Source data:

• • •

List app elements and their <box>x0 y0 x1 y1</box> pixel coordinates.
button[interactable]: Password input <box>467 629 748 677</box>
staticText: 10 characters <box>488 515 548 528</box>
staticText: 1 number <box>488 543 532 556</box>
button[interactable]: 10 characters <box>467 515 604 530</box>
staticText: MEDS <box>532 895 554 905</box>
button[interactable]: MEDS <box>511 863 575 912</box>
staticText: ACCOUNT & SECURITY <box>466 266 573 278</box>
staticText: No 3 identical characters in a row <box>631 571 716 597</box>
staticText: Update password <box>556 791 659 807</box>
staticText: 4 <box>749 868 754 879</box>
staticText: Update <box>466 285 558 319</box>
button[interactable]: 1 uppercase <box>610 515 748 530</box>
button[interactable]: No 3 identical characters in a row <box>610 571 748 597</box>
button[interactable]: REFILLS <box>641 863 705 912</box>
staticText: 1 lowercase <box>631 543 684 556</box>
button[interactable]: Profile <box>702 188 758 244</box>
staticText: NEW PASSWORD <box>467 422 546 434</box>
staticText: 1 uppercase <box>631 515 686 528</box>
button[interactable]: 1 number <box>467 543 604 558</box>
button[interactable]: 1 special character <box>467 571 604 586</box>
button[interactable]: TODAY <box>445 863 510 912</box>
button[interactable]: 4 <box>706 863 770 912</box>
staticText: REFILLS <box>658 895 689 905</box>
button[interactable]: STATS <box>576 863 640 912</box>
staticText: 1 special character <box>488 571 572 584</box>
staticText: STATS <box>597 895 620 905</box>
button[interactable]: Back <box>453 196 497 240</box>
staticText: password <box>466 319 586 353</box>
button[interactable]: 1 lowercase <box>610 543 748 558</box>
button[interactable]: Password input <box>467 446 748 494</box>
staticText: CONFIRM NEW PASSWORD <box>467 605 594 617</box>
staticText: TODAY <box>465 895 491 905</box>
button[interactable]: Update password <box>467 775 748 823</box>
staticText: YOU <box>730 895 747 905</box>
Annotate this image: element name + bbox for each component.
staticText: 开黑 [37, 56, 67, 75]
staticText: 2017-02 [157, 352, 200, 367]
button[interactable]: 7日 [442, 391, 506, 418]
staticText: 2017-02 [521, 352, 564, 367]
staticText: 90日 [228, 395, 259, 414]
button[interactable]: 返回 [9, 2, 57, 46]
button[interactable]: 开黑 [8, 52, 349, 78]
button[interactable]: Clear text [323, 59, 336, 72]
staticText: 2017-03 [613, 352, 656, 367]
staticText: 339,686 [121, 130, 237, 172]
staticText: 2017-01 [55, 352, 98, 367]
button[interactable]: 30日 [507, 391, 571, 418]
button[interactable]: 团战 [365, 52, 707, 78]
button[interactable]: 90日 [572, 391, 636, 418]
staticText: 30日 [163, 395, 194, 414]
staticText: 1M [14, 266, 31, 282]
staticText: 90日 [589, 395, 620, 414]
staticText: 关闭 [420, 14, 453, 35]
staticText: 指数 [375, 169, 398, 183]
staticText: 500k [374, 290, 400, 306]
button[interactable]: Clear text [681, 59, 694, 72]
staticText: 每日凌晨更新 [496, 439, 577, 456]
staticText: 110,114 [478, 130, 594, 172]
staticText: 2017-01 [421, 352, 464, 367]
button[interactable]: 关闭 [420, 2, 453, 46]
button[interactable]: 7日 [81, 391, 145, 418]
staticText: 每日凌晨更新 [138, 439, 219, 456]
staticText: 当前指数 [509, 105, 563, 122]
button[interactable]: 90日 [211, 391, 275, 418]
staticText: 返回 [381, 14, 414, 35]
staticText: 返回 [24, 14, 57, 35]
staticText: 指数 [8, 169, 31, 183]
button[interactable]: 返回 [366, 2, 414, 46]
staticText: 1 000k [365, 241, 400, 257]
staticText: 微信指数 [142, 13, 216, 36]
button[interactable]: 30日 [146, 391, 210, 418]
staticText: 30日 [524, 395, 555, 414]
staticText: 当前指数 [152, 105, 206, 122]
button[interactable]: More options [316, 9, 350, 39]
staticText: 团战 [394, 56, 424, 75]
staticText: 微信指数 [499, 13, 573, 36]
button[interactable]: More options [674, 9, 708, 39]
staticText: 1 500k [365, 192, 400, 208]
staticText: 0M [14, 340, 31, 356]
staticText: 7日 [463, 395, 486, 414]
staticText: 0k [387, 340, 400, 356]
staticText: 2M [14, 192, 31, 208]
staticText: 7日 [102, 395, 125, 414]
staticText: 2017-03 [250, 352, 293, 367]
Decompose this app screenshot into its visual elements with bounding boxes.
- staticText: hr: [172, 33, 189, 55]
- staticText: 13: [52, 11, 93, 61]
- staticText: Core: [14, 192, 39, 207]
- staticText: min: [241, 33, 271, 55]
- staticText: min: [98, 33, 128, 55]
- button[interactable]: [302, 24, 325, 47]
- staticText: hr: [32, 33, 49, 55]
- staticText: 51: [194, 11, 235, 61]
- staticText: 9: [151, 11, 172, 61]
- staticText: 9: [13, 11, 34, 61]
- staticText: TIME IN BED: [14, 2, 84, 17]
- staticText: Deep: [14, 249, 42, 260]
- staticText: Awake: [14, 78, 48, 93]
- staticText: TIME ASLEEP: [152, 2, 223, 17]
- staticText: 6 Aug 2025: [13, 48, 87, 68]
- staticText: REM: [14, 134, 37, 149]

• • •

WHAT THE EXERCISE ASKS =
Find each line in the entries above that contains the string "REFILLS", and copy those lines.

EXERCISE RESULT =
button[interactable]: REFILLS <box>641 863 705 912</box>
staticText: REFILLS <box>658 895 689 905</box>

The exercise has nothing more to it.